Brief
Print out the entries below with no edits.

Lines of data
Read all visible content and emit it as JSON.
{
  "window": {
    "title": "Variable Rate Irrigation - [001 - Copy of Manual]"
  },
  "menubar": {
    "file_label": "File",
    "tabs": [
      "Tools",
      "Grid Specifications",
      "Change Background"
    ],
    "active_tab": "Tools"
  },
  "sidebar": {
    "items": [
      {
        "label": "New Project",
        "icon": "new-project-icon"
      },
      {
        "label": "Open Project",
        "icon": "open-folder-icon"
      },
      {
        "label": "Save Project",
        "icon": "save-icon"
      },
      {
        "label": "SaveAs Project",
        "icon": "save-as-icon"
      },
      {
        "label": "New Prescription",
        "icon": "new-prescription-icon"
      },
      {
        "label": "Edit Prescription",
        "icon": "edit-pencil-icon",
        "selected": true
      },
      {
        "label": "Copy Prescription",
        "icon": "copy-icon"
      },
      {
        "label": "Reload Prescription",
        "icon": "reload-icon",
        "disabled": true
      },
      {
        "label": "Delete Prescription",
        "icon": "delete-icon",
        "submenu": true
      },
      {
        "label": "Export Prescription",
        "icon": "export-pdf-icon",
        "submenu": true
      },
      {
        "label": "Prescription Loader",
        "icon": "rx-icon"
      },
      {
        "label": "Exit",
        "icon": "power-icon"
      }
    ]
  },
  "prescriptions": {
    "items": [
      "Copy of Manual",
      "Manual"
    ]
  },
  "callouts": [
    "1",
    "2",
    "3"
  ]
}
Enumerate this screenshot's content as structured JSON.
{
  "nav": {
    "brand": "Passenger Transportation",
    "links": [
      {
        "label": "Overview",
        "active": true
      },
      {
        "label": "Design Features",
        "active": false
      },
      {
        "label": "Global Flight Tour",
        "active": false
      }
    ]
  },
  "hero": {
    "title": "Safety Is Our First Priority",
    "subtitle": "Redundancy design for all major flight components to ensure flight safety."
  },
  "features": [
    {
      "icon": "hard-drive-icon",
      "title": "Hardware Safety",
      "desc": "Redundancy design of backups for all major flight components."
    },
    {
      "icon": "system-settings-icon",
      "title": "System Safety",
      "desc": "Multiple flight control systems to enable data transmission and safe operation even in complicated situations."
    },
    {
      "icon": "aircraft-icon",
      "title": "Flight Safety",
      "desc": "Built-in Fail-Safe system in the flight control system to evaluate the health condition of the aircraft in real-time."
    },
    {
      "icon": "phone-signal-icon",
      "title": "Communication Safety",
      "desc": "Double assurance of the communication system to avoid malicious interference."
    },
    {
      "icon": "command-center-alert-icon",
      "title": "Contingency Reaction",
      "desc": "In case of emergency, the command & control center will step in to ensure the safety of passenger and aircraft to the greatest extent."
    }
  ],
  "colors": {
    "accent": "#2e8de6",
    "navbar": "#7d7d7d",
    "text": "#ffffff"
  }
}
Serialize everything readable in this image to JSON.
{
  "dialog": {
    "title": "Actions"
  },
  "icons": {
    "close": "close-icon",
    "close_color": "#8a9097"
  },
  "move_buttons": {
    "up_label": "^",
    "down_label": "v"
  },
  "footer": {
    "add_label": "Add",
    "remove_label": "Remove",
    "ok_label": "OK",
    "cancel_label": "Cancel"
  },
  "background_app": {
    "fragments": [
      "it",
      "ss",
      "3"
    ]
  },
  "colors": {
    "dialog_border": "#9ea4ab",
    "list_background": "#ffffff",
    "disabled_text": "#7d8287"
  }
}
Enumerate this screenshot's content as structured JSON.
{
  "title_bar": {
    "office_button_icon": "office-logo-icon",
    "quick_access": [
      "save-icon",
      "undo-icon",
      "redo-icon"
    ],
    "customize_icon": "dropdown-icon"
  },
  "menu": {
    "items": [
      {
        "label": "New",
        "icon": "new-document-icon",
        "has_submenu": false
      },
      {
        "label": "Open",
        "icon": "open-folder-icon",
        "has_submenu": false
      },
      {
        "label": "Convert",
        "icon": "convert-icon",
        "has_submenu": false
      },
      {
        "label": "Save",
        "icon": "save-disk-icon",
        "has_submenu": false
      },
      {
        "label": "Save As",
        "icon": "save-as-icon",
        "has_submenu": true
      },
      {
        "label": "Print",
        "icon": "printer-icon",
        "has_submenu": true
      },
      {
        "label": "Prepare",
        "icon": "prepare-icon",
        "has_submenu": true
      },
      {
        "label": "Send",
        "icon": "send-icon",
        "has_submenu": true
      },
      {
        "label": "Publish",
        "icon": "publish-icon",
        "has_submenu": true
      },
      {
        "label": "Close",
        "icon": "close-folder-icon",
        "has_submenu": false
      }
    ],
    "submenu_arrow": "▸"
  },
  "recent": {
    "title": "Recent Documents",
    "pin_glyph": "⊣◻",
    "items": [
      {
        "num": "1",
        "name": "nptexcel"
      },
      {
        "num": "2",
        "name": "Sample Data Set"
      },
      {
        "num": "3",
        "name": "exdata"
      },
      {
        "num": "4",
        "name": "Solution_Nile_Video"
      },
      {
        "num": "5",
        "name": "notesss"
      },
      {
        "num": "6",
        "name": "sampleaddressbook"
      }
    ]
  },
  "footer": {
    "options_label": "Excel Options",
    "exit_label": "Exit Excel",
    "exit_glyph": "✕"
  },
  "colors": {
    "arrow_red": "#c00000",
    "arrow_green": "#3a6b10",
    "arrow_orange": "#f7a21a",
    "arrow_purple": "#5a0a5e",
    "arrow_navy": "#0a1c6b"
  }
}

Written response
Read all visible content and emit it as JSON.
{
  "window": {
    "title": "Variable Rate Irrigation - [001 - Copy of Manual]"
  },
  "menubar": {
    "file_label": "File",
    "tabs": [
      "Tools",
      "Grid Specifications",
      "Change Background"
    ],
    "active_tab": "Tools"
  },
  "sidebar": {
    "items": [
      {
        "label": "New Project",
        "icon": "new-project-icon"
      },
      {
        "label": "Open Project",
        "icon": "open-folder-icon"
      },
      {
        "label": "Save Project",
        "icon": "save-icon"
      },
      {
        "label": "SaveAs Project",
        "icon": "save-as-icon"
      },
      {
        "label": "New Prescription",
        "icon": "new-prescription-icon"
      },
      {
        "label": "Edit Prescription",
        "icon": "edit-pencil-icon",
        "selected": true
      },
      {
        "label": "Copy Prescription",
        "icon": "copy-icon"
      },
      {
        "label": "Reload Prescription",
        "icon": "reload-icon",
        "disabled": true
      },
      {
        "label": "Delete Prescription",
        "icon": "delete-icon",
        "submenu": true
      },
      {
        "label": "Export Prescription",
        "icon": "export-pdf-icon",
        "submenu": true
      },
      {
        "label": "Prescription Loader",
        "icon": "rx-icon"
      },
      {
        "label": "Exit",
        "icon": "power-icon"
      }
    ]
  },
  "prescriptions": {
    "items": [
      "Copy of Manual",
      "Manual"
    ]
  },
  "callouts": [
    "1",
    "2",
    "3"
  ]
}
Enumerate this screenshot's content as structured JSON.
{
  "nav": {
    "brand": "Passenger Transportation",
    "links": [
      {
        "label": "Overview",
        "active": true
      },
      {
        "label": "Design Features",
        "active": false
      },
      {
        "label": "Global Flight Tour",
        "active": false
      }
    ]
  },
  "hero": {
    "title": "Safety Is Our First Priority",
    "subtitle": "Redundancy design for all major flight components to ensure flight safety."
  },
  "features": [
    {
      "icon": "hard-drive-icon",
      "title": "Hardware Safety",
      "desc": "Redundancy design of backups for all major flight components."
    },
    {
      "icon": "system-settings-icon",
      "title": "System Safety",
      "desc": "Multiple flight control systems to enable data transmission and safe operation even in complicated situations."
    },
    {
      "icon": "aircraft-icon",
      "title": "Flight Safety",
      "desc": "Built-in Fail-Safe system in the flight control system to evaluate the health condition of the aircraft in real-time."
    },
    {
      "icon": "phone-signal-icon",
      "title": "Communication Safety",
      "desc": "Double assurance of the communication system to avoid malicious interference."
    },
    {
      "icon": "command-center-alert-icon",
      "title": "Contingency Reaction",
      "desc": "In case of emergency, the command & control center will step in to ensure the safety of passenger and aircraft to the greatest extent."
    }
  ],
  "colors": {
    "accent": "#2e8de6",
    "navbar": "#7d7d7d",
    "text": "#ffffff"
  }
}
Serialize everything readable in this image to JSON.
{
  "dialog": {
    "title": "Actions"
  },
  "icons": {
    "close": "close-icon",
    "close_color": "#8a9097"
  },
  "move_buttons": {
    "up_label": "^",
    "down_label": "v"
  },
  "footer": {
    "add_label": "Add",
    "remove_label": "Remove",
    "ok_label": "OK",
    "cancel_label": "Cancel"
  },
  "background_app": {
    "fragments": [
      "it",
      "ss",
      "3"
    ]
  },
  "colors": {
    "dialog_border": "#9ea4ab",
    "list_background": "#ffffff",
    "disabled_text": "#7d8287"
  }
}
Enumerate this screenshot's content as structured JSON.
{
  "title_bar": {
    "office_button_icon": "office-logo-icon",
    "quick_access": [
      "save-icon",
      "undo-icon",
      "redo-icon"
    ],
    "customize_icon": "dropdown-icon"
  },
  "menu": {
    "items": [
      {
        "label": "New",
        "icon": "new-document-icon",
        "has_submenu": false
      },
      {
        "label": "Open",
        "icon": "open-folder-icon",
        "has_submenu": false
      },
      {
        "label": "Convert",
        "icon": "convert-icon",
        "has_submenu": false
      },
      {
        "label": "Save",
        "icon": "save-disk-icon",
        "has_submenu": false
      },
      {
        "label": "Save As",
        "icon": "save-as-icon",
        "has_submenu": true
      },
      {
        "label": "Print",
        "icon": "printer-icon",
        "has_submenu": true
      },
      {
        "label": "Prepare",
        "icon": "prepare-icon",
        "has_submenu": true
      },
      {
        "label": "Send",
        "icon": "send-icon",
        "has_submenu": true
      },
      {
        "label": "Publish",
        "icon": "publish-icon",
        "has_submenu": true
      },
      {
        "label": "Close",
        "icon": "close-folder-icon",
        "has_submenu": false
      }
    ],
    "submenu_arrow": "▸"
  },
  "recent": {
    "title": "Recent Documents",
    "pin_glyph": "⊣◻",
    "items": [
      {
        "num": "1",
        "name": "nptexcel"
      },
      {
        "num": "2",
        "name": "Sample Data Set"
      },
      {
        "num": "3",
        "name": "exdata"
      },
      {
        "num": "4",
        "name": "Solution_Nile_Video"
      },
      {
        "num": "5",
        "name": "notesss"
      },
      {
        "num": "6",
        "name": "sampleaddressbook"
      }
    ]
  },
  "footer": {
    "options_label": "Excel Options",
    "exit_label": "Exit Excel",
    "exit_glyph": "✕"
  },
  "colors": {
    "arrow_red": "#c00000",
    "arrow_green": "#3a6b10",
    "arrow_orange": "#f7a21a",
    "arrow_purple": "#5a0a5e",
    "arrow_navy": "#0a1c6b"
  }
}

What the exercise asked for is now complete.